Aim — From the listing below, pick out each line with the word "structured".

Data rows —
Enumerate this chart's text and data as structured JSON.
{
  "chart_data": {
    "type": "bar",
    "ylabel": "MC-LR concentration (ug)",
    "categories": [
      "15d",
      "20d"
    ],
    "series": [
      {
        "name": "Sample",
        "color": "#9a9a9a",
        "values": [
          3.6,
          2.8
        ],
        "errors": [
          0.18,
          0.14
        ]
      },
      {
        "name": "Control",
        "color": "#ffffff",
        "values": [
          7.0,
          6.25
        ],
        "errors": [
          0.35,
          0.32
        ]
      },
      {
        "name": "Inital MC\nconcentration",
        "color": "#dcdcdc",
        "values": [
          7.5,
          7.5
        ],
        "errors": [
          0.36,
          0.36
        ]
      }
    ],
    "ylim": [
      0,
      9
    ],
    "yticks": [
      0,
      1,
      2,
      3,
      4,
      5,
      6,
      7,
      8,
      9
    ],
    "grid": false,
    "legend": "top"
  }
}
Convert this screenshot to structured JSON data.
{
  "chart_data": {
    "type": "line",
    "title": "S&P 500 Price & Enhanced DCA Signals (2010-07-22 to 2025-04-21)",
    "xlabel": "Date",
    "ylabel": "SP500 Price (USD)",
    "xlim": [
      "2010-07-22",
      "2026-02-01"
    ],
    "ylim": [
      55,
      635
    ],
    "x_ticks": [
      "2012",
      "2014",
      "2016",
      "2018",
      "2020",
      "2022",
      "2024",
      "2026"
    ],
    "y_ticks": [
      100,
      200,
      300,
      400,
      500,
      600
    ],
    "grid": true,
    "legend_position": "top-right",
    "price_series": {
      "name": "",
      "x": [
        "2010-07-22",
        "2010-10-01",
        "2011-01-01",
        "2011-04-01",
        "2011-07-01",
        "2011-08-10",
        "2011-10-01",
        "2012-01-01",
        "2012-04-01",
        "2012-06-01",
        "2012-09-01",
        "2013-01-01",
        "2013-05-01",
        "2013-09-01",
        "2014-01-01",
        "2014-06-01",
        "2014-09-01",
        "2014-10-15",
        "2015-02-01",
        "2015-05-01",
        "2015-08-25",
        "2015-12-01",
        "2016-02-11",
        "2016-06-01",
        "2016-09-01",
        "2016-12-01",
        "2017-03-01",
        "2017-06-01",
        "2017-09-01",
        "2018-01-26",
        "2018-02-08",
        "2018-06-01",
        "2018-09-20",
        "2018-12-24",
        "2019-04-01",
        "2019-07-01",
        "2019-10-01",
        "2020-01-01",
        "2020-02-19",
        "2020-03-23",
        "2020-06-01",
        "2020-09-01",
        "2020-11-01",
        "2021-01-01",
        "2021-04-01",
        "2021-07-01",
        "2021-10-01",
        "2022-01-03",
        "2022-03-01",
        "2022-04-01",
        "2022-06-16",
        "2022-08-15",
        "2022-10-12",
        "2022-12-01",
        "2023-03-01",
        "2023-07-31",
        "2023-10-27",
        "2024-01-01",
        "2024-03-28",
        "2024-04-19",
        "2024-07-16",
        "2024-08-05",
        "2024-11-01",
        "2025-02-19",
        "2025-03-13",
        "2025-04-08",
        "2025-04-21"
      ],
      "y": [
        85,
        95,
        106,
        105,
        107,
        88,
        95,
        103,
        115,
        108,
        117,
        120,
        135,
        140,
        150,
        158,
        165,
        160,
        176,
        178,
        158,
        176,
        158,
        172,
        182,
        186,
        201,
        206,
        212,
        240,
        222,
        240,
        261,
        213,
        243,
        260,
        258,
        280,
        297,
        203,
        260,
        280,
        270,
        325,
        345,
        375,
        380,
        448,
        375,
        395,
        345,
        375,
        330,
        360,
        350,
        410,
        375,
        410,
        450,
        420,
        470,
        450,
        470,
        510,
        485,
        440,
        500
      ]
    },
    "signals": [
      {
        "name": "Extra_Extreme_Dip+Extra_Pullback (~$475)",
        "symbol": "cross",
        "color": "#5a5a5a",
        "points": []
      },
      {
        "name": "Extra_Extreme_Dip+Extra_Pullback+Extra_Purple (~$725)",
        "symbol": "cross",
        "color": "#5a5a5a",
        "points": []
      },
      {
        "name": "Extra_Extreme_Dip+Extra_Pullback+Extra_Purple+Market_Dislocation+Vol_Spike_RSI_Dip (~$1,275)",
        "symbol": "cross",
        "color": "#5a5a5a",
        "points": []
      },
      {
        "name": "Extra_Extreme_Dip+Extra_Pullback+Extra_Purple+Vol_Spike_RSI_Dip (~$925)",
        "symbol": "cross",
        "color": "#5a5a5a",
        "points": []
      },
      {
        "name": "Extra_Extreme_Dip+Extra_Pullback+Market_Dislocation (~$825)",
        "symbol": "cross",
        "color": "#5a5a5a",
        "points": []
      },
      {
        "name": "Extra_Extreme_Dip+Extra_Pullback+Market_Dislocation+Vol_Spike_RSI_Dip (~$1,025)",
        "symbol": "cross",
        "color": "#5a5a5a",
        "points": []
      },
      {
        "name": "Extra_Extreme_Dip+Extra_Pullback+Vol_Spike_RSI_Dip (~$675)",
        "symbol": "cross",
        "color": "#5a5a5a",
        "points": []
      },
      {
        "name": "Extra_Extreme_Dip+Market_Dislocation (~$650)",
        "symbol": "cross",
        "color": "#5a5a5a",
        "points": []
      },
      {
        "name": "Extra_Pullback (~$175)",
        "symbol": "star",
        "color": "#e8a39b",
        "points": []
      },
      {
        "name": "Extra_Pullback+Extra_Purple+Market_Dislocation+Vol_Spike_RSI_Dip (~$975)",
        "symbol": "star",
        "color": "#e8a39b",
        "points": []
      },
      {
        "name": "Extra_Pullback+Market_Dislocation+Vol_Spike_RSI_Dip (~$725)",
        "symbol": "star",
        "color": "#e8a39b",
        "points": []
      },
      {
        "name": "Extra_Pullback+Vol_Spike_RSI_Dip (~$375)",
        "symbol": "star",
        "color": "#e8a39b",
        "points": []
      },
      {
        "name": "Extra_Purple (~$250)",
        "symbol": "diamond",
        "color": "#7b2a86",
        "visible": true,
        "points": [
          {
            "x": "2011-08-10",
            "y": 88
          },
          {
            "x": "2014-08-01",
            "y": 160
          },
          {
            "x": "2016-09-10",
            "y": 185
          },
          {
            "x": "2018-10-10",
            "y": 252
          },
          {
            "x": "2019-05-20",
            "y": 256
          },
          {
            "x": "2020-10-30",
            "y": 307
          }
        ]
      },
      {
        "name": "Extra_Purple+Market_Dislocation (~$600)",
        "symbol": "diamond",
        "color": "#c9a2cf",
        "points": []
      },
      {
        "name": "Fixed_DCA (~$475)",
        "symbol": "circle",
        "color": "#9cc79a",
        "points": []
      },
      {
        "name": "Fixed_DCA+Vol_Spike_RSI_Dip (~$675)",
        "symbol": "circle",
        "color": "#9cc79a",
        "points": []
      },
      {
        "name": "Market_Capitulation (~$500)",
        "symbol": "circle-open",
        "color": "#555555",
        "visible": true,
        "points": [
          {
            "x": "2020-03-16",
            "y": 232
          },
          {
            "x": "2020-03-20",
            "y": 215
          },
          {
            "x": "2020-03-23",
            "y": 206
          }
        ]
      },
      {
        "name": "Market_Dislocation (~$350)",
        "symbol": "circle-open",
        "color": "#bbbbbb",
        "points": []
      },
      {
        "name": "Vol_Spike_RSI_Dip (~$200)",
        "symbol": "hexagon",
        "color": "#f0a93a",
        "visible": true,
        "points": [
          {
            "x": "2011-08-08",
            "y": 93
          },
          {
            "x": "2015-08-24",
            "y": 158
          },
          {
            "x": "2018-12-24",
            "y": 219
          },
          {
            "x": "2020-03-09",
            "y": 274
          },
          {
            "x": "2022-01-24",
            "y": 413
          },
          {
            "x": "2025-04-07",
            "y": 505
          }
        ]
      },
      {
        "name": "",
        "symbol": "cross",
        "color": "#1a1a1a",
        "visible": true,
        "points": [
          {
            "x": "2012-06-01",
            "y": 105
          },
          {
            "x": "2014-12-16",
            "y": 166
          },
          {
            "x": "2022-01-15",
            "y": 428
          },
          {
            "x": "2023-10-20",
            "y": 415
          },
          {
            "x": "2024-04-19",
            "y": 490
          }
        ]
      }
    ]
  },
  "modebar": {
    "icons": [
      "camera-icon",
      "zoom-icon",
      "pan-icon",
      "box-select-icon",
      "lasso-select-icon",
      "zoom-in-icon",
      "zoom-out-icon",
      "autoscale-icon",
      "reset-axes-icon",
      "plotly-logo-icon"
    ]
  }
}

Output for this task —
Enumerate this chart's text and data as structured JSON.
Convert this screenshot to structured JSON data.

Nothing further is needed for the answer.